• **INSTRUCTIONS FOR THE TASK**: Images are not part of the copy; transcribe all the data exactly.

● ● ● ● ●

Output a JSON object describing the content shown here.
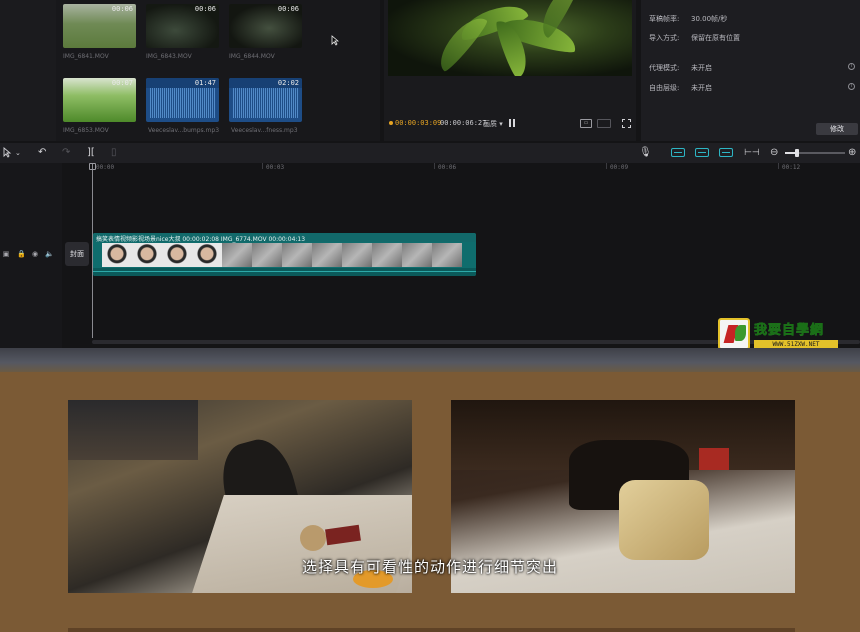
{
  "media": {
    "clips": [
      {
        "name": "IMG_6841.MOV",
        "duration": "00:06"
      },
      {
        "name": "",
        "duration": "00:06"
      },
      {
        "name": "IMG_6844.MOV",
        "duration": "00:06"
      },
      {
        "name": "IMG_6853.MOV",
        "duration": "00:07"
      },
      {
        "name": "Veeceslav...bumps.mp3",
        "duration": "01:47"
      },
      {
        "name": "Veeceslav...fness.mp3",
        "duration": "02:02"
      }
    ],
    "second_label": "IMG_6843.MOV"
  },
  "player": {
    "current_time": "00:00:03:09",
    "total_time": "00:00:06:27",
    "quality": "画质"
  },
  "properties": {
    "rows": [
      {
        "label": "草稿帧率:",
        "value": "30.00帧/秒"
      },
      {
        "label": "导入方式:",
        "value": "保留在原有位置"
      },
      {
        "label": "代理模式:",
        "value": "未开启"
      },
      {
        "label": "自由层级:",
        "value": "未开启"
      }
    ],
    "modify_label": "修改"
  },
  "timeline": {
    "ruler": [
      "00:00",
      "00:03",
      "00:06",
      "00:09",
      "00:12"
    ],
    "cover_label": "封面",
    "clip_title": "搞笑表情视频影视场景nice大叔   00:00:02:08  IMG_6774.MOV   00:00:04:13"
  },
  "watermark": {
    "cn": "我要自學網",
    "url": "WWW.51ZXW.NET"
  },
  "slide": {
    "subtitle": "选择具有可看性的动作进行细节突出"
  },
  "colors": {
    "accent": "#2db6c5",
    "time_accent": "#e6a423",
    "clip": "#0f6d6d",
    "slide_bg": "#7b5a35"
  }
}
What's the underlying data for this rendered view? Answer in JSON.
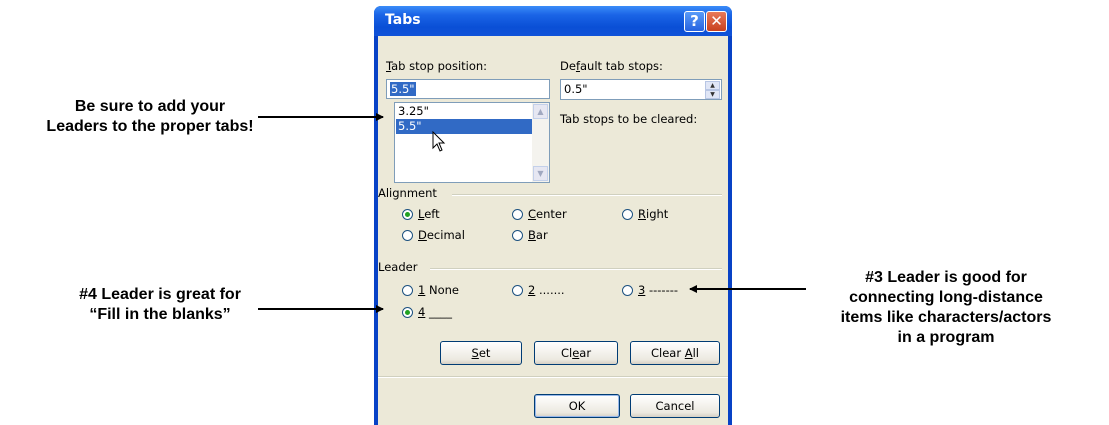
{
  "callouts": {
    "left_top": [
      "Be sure to add your",
      "Leaders to the proper tabs!"
    ],
    "left_bottom": [
      "#4 Leader is great for",
      "“Fill in the blanks”"
    ],
    "right": [
      "#3 Leader is good for",
      "connecting long-distance",
      "items like characters/actors",
      "in a program"
    ]
  },
  "dialog": {
    "title": "Tabs",
    "help_icon": "question-mark-icon",
    "close_icon": "close-x-icon",
    "tab_stop_position": {
      "label_u": "T",
      "label_rest": "ab stop position:",
      "value": "5.5\""
    },
    "tab_stop_list": [
      "3.25\"",
      "5.5\""
    ],
    "tab_stop_selected": "5.5\"",
    "default_tab_stops": {
      "label_pre": "De",
      "label_u": "f",
      "label_rest": "ault tab stops:",
      "value": "0.5\""
    },
    "tab_stops_cleared_label": "Tab stops to be cleared:",
    "alignment": {
      "label": "Alignment",
      "options": [
        {
          "u": "L",
          "rest": "eft",
          "selected": true
        },
        {
          "u": "C",
          "rest": "enter",
          "selected": false
        },
        {
          "u": "R",
          "rest": "ight",
          "selected": false
        },
        {
          "u": "D",
          "rest": "ecimal",
          "selected": false
        },
        {
          "u": "B",
          "rest": "ar",
          "selected": false
        }
      ]
    },
    "leader": {
      "label": "Leader",
      "options": [
        {
          "u": "1",
          "rest": " None",
          "selected": false
        },
        {
          "u": "2",
          "rest": " .......",
          "selected": false
        },
        {
          "u": "3",
          "rest": " -------",
          "selected": false
        },
        {
          "u": "4",
          "rest": " ____",
          "selected": true
        }
      ]
    },
    "buttons": {
      "set": {
        "u": "S",
        "rest": "et"
      },
      "clear": {
        "pre": "Cl",
        "u": "e",
        "rest": "ar"
      },
      "clear_all": {
        "pre": "Clear ",
        "u": "A",
        "rest": "ll"
      },
      "ok": "OK",
      "cancel": "Cancel"
    }
  }
}
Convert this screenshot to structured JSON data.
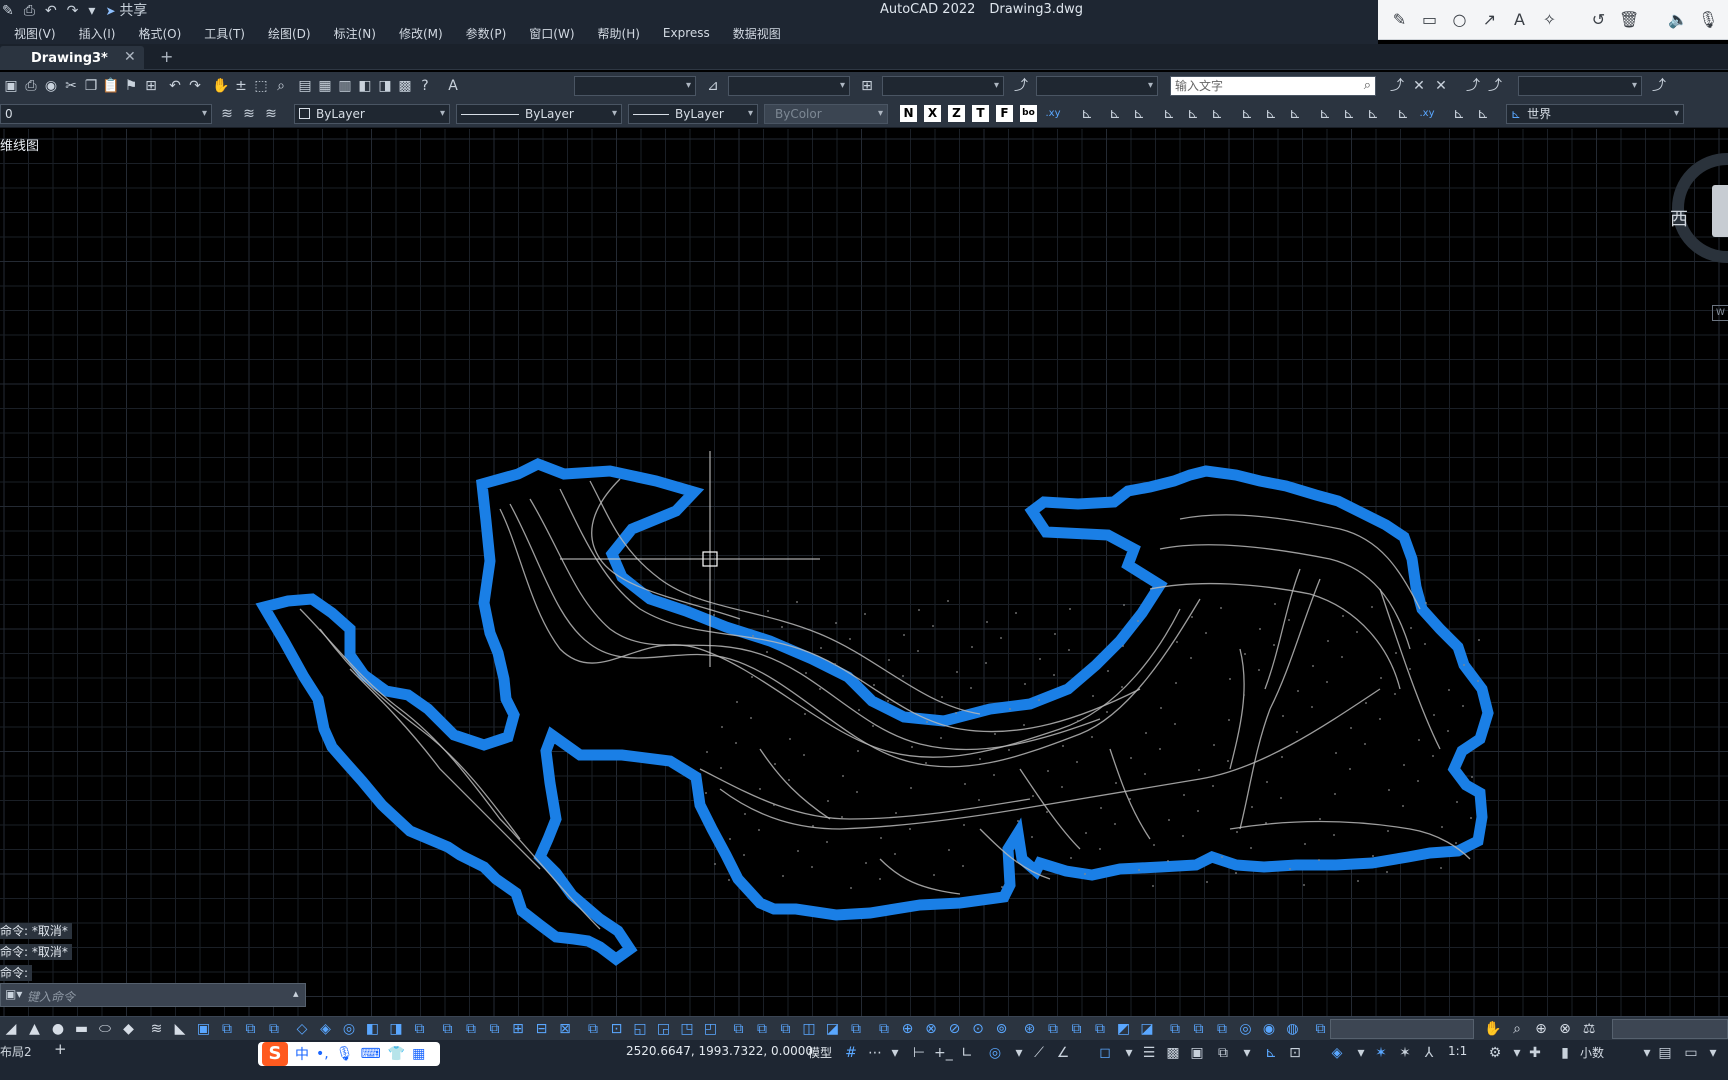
{
  "app": {
    "title": "AutoCAD 2022",
    "document": "Drawing3.dwg"
  },
  "quick_access": {
    "share_label": "共享"
  },
  "menu": [
    "视图(V)",
    "插入(I)",
    "格式(O)",
    "工具(T)",
    "绘图(D)",
    "标注(N)",
    "修改(M)",
    "参数(P)",
    "窗口(W)",
    "帮助(H)",
    "Express",
    "数据视图"
  ],
  "file_tab": {
    "name": "Drawing3*",
    "close": "✕",
    "add": "+"
  },
  "toolbar": {
    "search_placeholder": "输入文字",
    "layer_value": "0",
    "color_value": "ByLayer",
    "linetype_value": "ByLayer",
    "lineweight_value": "ByLayer",
    "plotstyle_value": "ByColor",
    "ucs_value": "世界",
    "text_styles": [
      "N",
      "X",
      "Z",
      "T",
      "F",
      "bo"
    ],
    "xy_label": ".xy"
  },
  "viewport": {
    "label": "维线图",
    "viewcube_west": "西",
    "wcs_label": "W"
  },
  "command_history": [
    "命令: *取消*",
    "命令: *取消*",
    "命令:"
  ],
  "command_input": {
    "placeholder": "键入命令"
  },
  "layout_tab": "布局2",
  "layout_add": "+",
  "status": {
    "coordinates": "2520.6647, 1993.7322, 0.0000",
    "model": "模型",
    "scale": "1:1",
    "units": "小数"
  },
  "ime": {
    "logo": "S",
    "mode": "中"
  },
  "colors": {
    "boundary": "#1a7fe6",
    "contour": "#b8b8b8",
    "grid": "#1a1f26",
    "grid_major": "#242a33",
    "ui_dark": "#2b3440",
    "accent": "#5aa7ff"
  }
}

● ● ● ● ●

• **TASK OUTPUT**:
Output a JSON object describing the content shown here.
{
  "media": {
    "clips": [
      {
        "name": "IMG_6841.MOV",
        "duration": "00:06"
      },
      {
        "name": "",
        "duration": "00:06"
      },
      {
        "name": "IMG_6844.MOV",
        "duration": "00:06"
      },
      {
        "name": "IMG_6853.MOV",
        "duration": "00:07"
      },
      {
        "name": "Veeceslav...bumps.mp3",
        "duration": "01:47"
      },
      {
        "name": "Veeceslav...fness.mp3",
        "duration": "02:02"
      }
    ],
    "second_label": "IMG_6843.MOV"
  },
  "player": {
    "current_time": "00:00:03:09",
    "total_time": "00:00:06:27",
    "quality": "画质"
  },
  "properties": {
    "rows": [
      {
        "label": "草稿帧率:",
        "value": "30.00帧/秒"
      },
      {
        "label": "导入方式:",
        "value": "保留在原有位置"
      },
      {
        "label": "代理模式:",
        "value": "未开启"
      },
      {
        "label": "自由层级:",
        "value": "未开启"
      }
    ],
    "modify_label": "修改"
  },
  "timeline": {
    "ruler": [
      "00:00",
      "00:03",
      "00:06",
      "00:09",
      "00:12"
    ],
    "cover_label": "封面",
    "clip_title": "搞笑表情视频影视场景nice大叔   00:00:02:08  IMG_6774.MOV   00:00:04:13"
  },
  "watermark": {
    "cn": "我要自學網",
    "url": "WWW.51ZXW.NET"
  },
  "slide": {
    "subtitle": "选择具有可看性的动作进行细节突出"
  },
  "colors": {
    "accent": "#2db6c5",
    "time_accent": "#e6a423",
    "clip": "#0f6d6d",
    "slide_bg": "#7b5a35"
  }
}
What's the underlying data for this rendered view? Answer in JSON.
{
  "callouts": {
    "left_top": [
      "Be sure to add your",
      "Leaders to the proper tabs!"
    ],
    "left_bottom": [
      "#4 Leader is great for",
      "“Fill in the blanks”"
    ],
    "right": [
      "#3 Leader is good for",
      "connecting long-distance",
      "items like characters/actors",
      "in a program"
    ]
  },
  "dialog": {
    "title": "Tabs",
    "help_icon": "question-mark-icon",
    "close_icon": "close-x-icon",
    "tab_stop_position": {
      "label_u": "T",
      "label_rest": "ab stop position:",
      "value": "5.5\""
    },
    "tab_stop_list": [
      "3.25\"",
      "5.5\""
    ],
    "tab_stop_selected": "5.5\"",
    "default_tab_stops": {
      "label_pre": "De",
      "label_u": "f",
      "label_rest": "ault tab stops:",
      "value": "0.5\""
    },
    "tab_stops_cleared_label": "Tab stops to be cleared:",
    "alignment": {
      "label": "Alignment",
      "options": [
        {
          "u": "L",
          "rest": "eft",
          "selected": true
        },
        {
          "u": "C",
          "rest": "enter",
          "selected": false
        },
        {
          "u": "R",
          "rest": "ight",
          "selected": false
        },
        {
          "u": "D",
          "rest": "ecimal",
          "selected": false
        },
        {
          "u": "B",
          "rest": "ar",
          "selected": false
        }
      ]
    },
    "leader": {
      "label": "Leader",
      "options": [
        {
          "u": "1",
          "rest": " None",
          "selected": false
        },
        {
          "u": "2",
          "rest": " .......",
          "selected": false
        },
        {
          "u": "3",
          "rest": " -------",
          "selected": false
        },
        {
          "u": "4",
          "rest": " ____",
          "selected": true
        }
      ]
    },
    "buttons": {
      "set": {
        "u": "S",
        "rest": "et"
      },
      "clear": {
        "pre": "Cl",
        "u": "e",
        "rest": "ar"
      },
      "clear_all": {
        "pre": "Clear ",
        "u": "A",
        "rest": "ll"
      },
      "ok": "OK",
      "cancel": "Cancel"
    }
  }
}
Convert this screenshot to structured JSON data.
{
  "app": {
    "title": "AutoCAD 2022",
    "document": "Drawing3.dwg"
  },
  "quick_access": {
    "share_label": "共享"
  },
  "menu": [
    "视图(V)",
    "插入(I)",
    "格式(O)",
    "工具(T)",
    "绘图(D)",
    "标注(N)",
    "修改(M)",
    "参数(P)",
    "窗口(W)",
    "帮助(H)",
    "Express",
    "数据视图"
  ],
  "file_tab": {
    "name": "Drawing3*",
    "close": "✕",
    "add": "+"
  },
  "toolbar": {
    "search_placeholder": "输入文字",
    "layer_value": "0",
    "color_value": "ByLayer",
    "linetype_value": "ByLayer",
    "lineweight_value": "ByLayer",
    "plotstyle_value": "ByColor",
    "ucs_value": "世界",
    "text_styles": [
      "N",
      "X",
      "Z",
      "T",
      "F",
      "bo"
    ],
    "xy_label": ".xy"
  },
  "viewport": {
    "label": "维线图",
    "viewcube_west": "西",
    "wcs_label": "W"
  },
  "command_history": [
    "命令: *取消*",
    "命令: *取消*",
    "命令:"
  ],
  "command_input": {
    "placeholder": "键入命令"
  },
  "layout_tab": "布局2",
  "layout_add": "+",
  "status": {
    "coordinates": "2520.6647, 1993.7322, 0.0000",
    "model": "模型",
    "scale": "1:1",
    "units": "小数"
  },
  "ime": {
    "logo": "S",
    "mode": "中"
  },
  "colors": {
    "boundary": "#1a7fe6",
    "contour": "#b8b8b8",
    "grid": "#1a1f26",
    "grid_major": "#242a33",
    "ui_dark": "#2b3440",
    "accent": "#5aa7ff"
  }
}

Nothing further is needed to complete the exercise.